- GIVEN REQUEST
Your task is to give the data again, exactly, with every line intact.

- DATASET EXCERPTS
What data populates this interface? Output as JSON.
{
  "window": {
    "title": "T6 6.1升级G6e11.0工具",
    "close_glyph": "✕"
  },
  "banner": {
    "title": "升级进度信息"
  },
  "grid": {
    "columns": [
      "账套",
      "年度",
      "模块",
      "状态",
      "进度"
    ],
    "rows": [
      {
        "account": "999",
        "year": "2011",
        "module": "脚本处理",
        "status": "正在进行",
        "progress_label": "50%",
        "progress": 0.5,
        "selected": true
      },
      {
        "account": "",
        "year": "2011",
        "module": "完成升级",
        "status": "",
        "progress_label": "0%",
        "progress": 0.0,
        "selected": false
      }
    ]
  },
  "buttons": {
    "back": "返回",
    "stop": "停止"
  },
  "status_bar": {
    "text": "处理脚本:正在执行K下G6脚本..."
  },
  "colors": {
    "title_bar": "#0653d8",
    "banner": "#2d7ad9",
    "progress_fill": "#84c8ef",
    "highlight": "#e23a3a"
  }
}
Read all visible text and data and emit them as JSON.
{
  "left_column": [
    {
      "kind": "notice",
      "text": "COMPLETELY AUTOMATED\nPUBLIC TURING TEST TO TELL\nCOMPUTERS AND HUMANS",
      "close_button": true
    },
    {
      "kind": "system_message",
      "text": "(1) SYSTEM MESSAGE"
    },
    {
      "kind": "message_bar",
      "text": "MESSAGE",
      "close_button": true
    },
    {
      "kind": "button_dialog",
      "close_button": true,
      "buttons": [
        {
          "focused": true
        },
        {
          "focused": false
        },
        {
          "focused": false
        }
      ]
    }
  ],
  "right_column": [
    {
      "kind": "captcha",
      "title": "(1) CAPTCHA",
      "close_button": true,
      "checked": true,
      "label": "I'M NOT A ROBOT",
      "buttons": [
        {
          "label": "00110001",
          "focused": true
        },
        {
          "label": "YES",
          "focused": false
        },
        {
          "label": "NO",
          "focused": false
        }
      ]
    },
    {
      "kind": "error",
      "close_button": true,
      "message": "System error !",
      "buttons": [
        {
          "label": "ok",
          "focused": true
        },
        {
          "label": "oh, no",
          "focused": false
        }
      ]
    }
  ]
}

- TASK SOLUTION
What data populates this interface? Output as JSON.
{
  "window": {
    "title": "T6 6.1升级G6e11.0工具",
    "close_glyph": "✕"
  },
  "banner": {
    "title": "升级进度信息"
  },
  "grid": {
    "columns": [
      "账套",
      "年度",
      "模块",
      "状态",
      "进度"
    ],
    "rows": [
      {
        "account": "999",
        "year": "2011",
        "module": "脚本处理",
        "status": "正在进行",
        "progress_label": "50%",
        "progress": 0.5,
        "selected": true
      },
      {
        "account": "",
        "year": "2011",
        "module": "完成升级",
        "status": "",
        "progress_label": "0%",
        "progress": 0.0,
        "selected": false
      }
    ]
  },
  "buttons": {
    "back": "返回",
    "stop": "停止"
  },
  "status_bar": {
    "text": "处理脚本:正在执行K下G6脚本..."
  },
  "colors": {
    "title_bar": "#0653d8",
    "banner": "#2d7ad9",
    "progress_fill": "#84c8ef",
    "highlight": "#e23a3a"
  }
}
Read all visible text and data and emit them as JSON.
{
  "left_column": [
    {
      "kind": "notice",
      "text": "COMPLETELY AUTOMATED\nPUBLIC TURING TEST TO TELL\nCOMPUTERS AND HUMANS",
      "close_button": true
    },
    {
      "kind": "system_message",
      "text": "(1) SYSTEM MESSAGE"
    },
    {
      "kind": "message_bar",
      "text": "MESSAGE",
      "close_button": true
    },
    {
      "kind": "button_dialog",
      "close_button": true,
      "buttons": [
        {
          "focused": true
        },
        {
          "focused": false
        },
        {
          "focused": false
        }
      ]
    }
  ],
  "right_column": [
    {
      "kind": "captcha",
      "title": "(1) CAPTCHA",
      "close_button": true,
      "checked": true,
      "label": "I'M NOT A ROBOT",
      "buttons": [
        {
          "label": "00110001",
          "focused": true
        },
        {
          "label": "YES",
          "focused": false
        },
        {
          "label": "NO",
          "focused": false
        }
      ]
    },
    {
      "kind": "error",
      "close_button": true,
      "message": "System error !",
      "buttons": [
        {
          "label": "ok",
          "focused": true
        },
        {
          "label": "oh, no",
          "focused": false
        }
      ]
    }
  ]
}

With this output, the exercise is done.